- _EXERCISE REQUIREMENTS_:
Output each line exactly as it appears, skipping any embedded picture.

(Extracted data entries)
________________
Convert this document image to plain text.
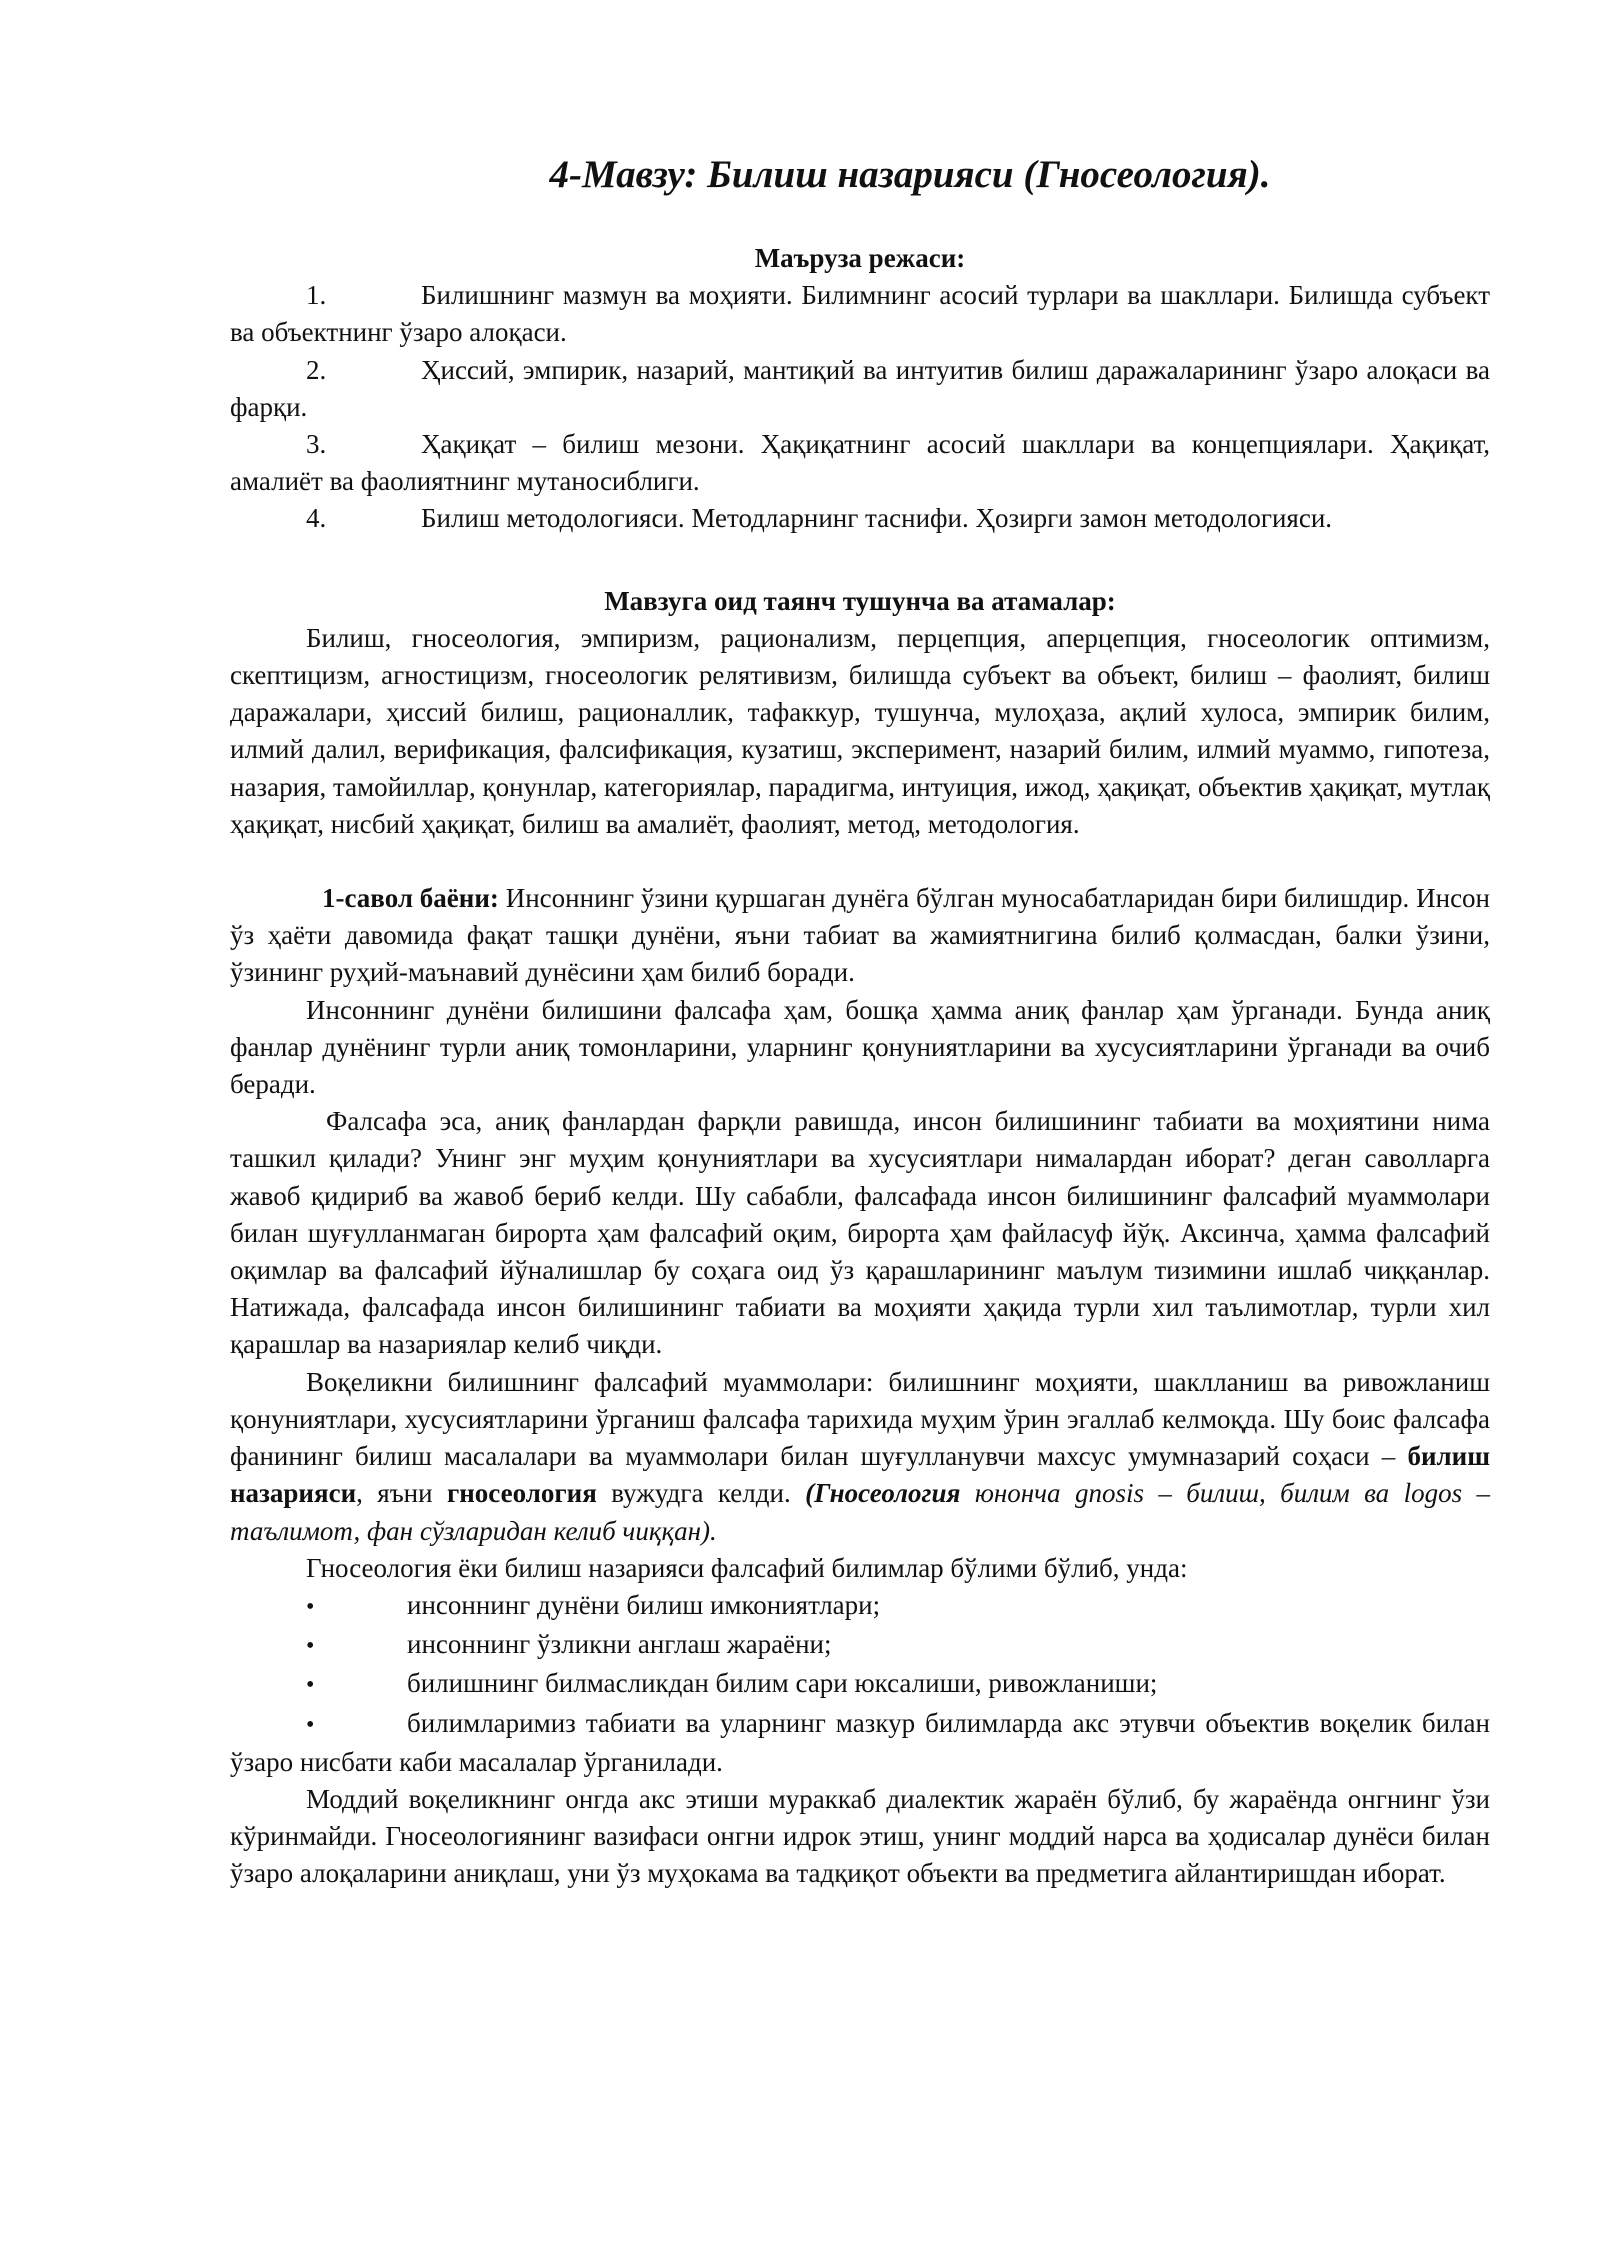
4-Мавзу: Билиш назарияси (Гносеология).
Маъруза режаси:

1.	Билишнинг мазмун ва моҳияти. Билимнинг асосий турлари ва шакллари. Билишда субъект ва объектнинг ўзаро алоқаси.

2.	Ҳиссий, эмпирик, назарий, мантиқий ва интуитив билиш даражаларининг ўзаро алоқаси ва фарқи.

3.	Ҳақиқат – билиш мезони. Ҳақиқатнинг асосий шакллари ва концепциялари. Ҳақиқат, амалиёт ва фаолиятнинг мутаносиблиги.

4.	Билиш методологияси. Методларнинг таснифи. Ҳозирги замон методологияси.

Мавзуга оид таянч тушунча ва атамалар:

Билиш, гносеология, эмпиризм, рационализм, перцепция, аперцепция, гносеологик оптимизм, скептицизм, агностицизм, гносеологик релятивизм, билишда субъект ва объект, билиш – фаолият, билиш даражалари, ҳиссий билиш, рационаллик, тафаккур, тушунча, мулоҳаза, ақлий хулоса, эмпирик билим, илмий далил, верификация, фалсификация, кузатиш, эксперимент, назарий билим, илмий муаммо, гипотеза, назария, тамойиллар, қонунлар, категориялар, парадигма, интуиция, ижод, ҳақиқат, объектив ҳақиқат, мутлақ ҳақиқат, нисбий ҳақиқат, билиш ва амалиёт, фаолият, метод, методология.

1-савол баёни: Инсоннинг ўзини қуршаган дунёга бўлган муносабатларидан бири билишдир. Инсон ўз ҳаёти давомида фақат ташқи дунёни, яъни табиат ва жамиятнигина билиб қолмасдан, балки ўзини, ўзининг руҳий-маънавий дунёсини ҳам билиб боради.

Инсоннинг дунёни билишини фалсафа ҳам, бошқа ҳамма аниқ фанлар ҳам ўрганади. Бунда аниқ фанлар дунёнинг турли аниқ томонларини, уларнинг қонуниятларини ва хусусиятларини ўрганади ва очиб беради.

Фалсафа эса, аниқ фанлардан фарқли равишда, инсон билишининг табиати ва моҳиятини нима ташкил қилади? Унинг энг муҳим қонуниятлари ва хусусиятлари нималардан иборат? деган саволларга жавоб қидириб ва жавоб бериб келди. Шу сабабли, фалсафада инсон билишининг фалсафий муаммолари билан шуғулланмаган бирорта ҳам фалсафий оқим, бирорта ҳам файласуф йўқ. Аксинча, ҳамма фалсафий оқимлар ва фалсафий йўналишлар бу соҳага оид ўз қарашларининг маълум тизимини ишлаб чиққанлар. Натижада, фалсафада инсон билишининг табиати ва моҳияти ҳақида турли хил таълимотлар, турли хил қарашлар ва назариялар келиб чиқди.

Воқеликни билишнинг фалсафий муаммолари: билишнинг моҳияти, шаклланиш ва ривожланиш қонуниятлари, хусусиятларини ўрганиш фалсафа тарихида муҳим ўрин эгаллаб келмоқда. Шу боис фалсафа фанининг билиш масалалари ва муаммолари билан шуғулланувчи махсус умумназарий соҳаси – билиш назарияси, яъни гносеология вужудга келди. (Гносеология юнонча gnosis – билиш, билим ва logos – таълимот, фан сўзларидан келиб чиққан).

Гносеология ёки билиш назарияси фалсафий билимлар бўлими бўлиб, унда:

•	инсоннинг дунёни билиш имкониятлари;
•	инсоннинг ўзликни англаш жараёни;
•	билишнинг билмасликдан билим сари юксалиши, ривожланиши;
•	билимларимиз табиати ва уларнинг мазкур билимларда акс этувчи объектив воқелик билан ўзаро нисбати каби масалалар ўрганилади.

Моддий воқеликнинг онгда акс этиши мураккаб диалектик жараён бўлиб, бу жараёнда онгнинг ўзи кўринмайди. Гносеологиянинг вазифаси онгни идрок этиш, унинг моддий нарса ва ҳодисалар дунёси билан ўзаро алоқаларини аниқлаш, уни ўз муҳокама ва тадқиқот объекти ва предметига айлантиришдан иборат.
________________
- _THE SOLUTION_:
Convert this document image to plain text.
4-Мавзу: Билиш назарияси (Гносеология).
Маъруза режаси:

1.	Билишнинг мазмун ва моҳияти. Билимнинг асосий турлари ва шакллари. Билишда субъект ва объектнинг ўзаро алоқаси.

2.	Ҳиссий, эмпирик, назарий, мантиқий ва интуитив билиш даражаларининг ўзаро алоқаси ва фарқи.

3.	Ҳақиқат – билиш мезони. Ҳақиқатнинг асосий шакллари ва концепциялари. Ҳақиқат, амалиёт ва фаолиятнинг мутаносиблиги.

4.	Билиш методологияси. Методларнинг таснифи. Ҳозирги замон методологияси.

Мавзуга оид таянч тушунча ва атамалар:

Билиш, гносеология, эмпиризм, рационализм, перцепция, аперцепция, гносеологик оптимизм, скептицизм, агностицизм, гносеологик релятивизм, билишда субъект ва объект, билиш – фаолият, билиш даражалари, ҳиссий билиш, рационаллик, тафаккур, тушунча, мулоҳаза, ақлий хулоса, эмпирик билим, илмий далил, верификация, фалсификация, кузатиш, эксперимент, назарий билим, илмий муаммо, гипотеза, назария, тамойиллар, қонунлар, категориялар, парадигма, интуиция, ижод, ҳақиқат, объектив ҳақиқат, мутлақ ҳақиқат, нисбий ҳақиқат, билиш ва амалиёт, фаолият, метод, методология.

1-савол баёни: Инсоннинг ўзини қуршаган дунёга бўлган муносабатларидан бири билишдир. Инсон ўз ҳаёти давомида фақат ташқи дунёни, яъни табиат ва жамиятнигина билиб қолмасдан, балки ўзини, ўзининг руҳий-маънавий дунёсини ҳам билиб боради.

Инсоннинг дунёни билишини фалсафа ҳам, бошқа ҳамма аниқ фанлар ҳам ўрганади. Бунда аниқ фанлар дунёнинг турли аниқ томонларини, уларнинг қонуниятларини ва хусусиятларини ўрганади ва очиб беради.

Фалсафа эса, аниқ фанлардан фарқли равишда, инсон билишининг табиати ва моҳиятини нима ташкил қилади? Унинг энг муҳим қонуниятлари ва хусусиятлари нималардан иборат? деган саволларга жавоб қидириб ва жавоб бериб келди. Шу сабабли, фалсафада инсон билишининг фалсафий муаммолари билан шуғулланмаган бирорта ҳам фалсафий оқим, бирорта ҳам файласуф йўқ. Аксинча, ҳамма фалсафий оқимлар ва фалсафий йўналишлар бу соҳага оид ўз қарашларининг маълум тизимини ишлаб чиққанлар. Натижада, фалсафада инсон билишининг табиати ва моҳияти ҳақида турли хил таълимотлар, турли хил қарашлар ва назариялар келиб чиқди.

Воқеликни билишнинг фалсафий муаммолари: билишнинг моҳияти, шаклланиш ва ривожланиш қонуниятлари, хусусиятларини ўрганиш фалсафа тарихида муҳим ўрин эгаллаб келмоқда. Шу боис фалсафа фанининг билиш масалалари ва муаммолари билан шуғулланувчи махсус умумназарий соҳаси – билиш назарияси, яъни гносеология вужудга келди. (Гносеология юнонча gnosis – билиш, билим ва logos – таълимот, фан сўзларидан келиб чиққан).

Гносеология ёки билиш назарияси фалсафий билимлар бўлими бўлиб, унда:

•	инсоннинг дунёни билиш имкониятлари;
•	инсоннинг ўзликни англаш жараёни;
•	билишнинг билмасликдан билим сари юксалиши, ривожланиши;
•	билимларимиз табиати ва уларнинг мазкур билимларда акс этувчи объектив воқелик билан ўзаро нисбати каби масалалар ўрганилади.

Моддий воқеликнинг онгда акс этиши мураккаб диалектик жараён бўлиб, бу жараёнда онгнинг ўзи кўринмайди. Гносеологиянинг вазифаси онгни идрок этиш, унинг моддий нарса ва ҳодисалар дунёси билан ўзаро алоқаларини аниқлаш, уни ўз муҳокама ва тадқиқот объекти ва предметига айлантиришдан иборат.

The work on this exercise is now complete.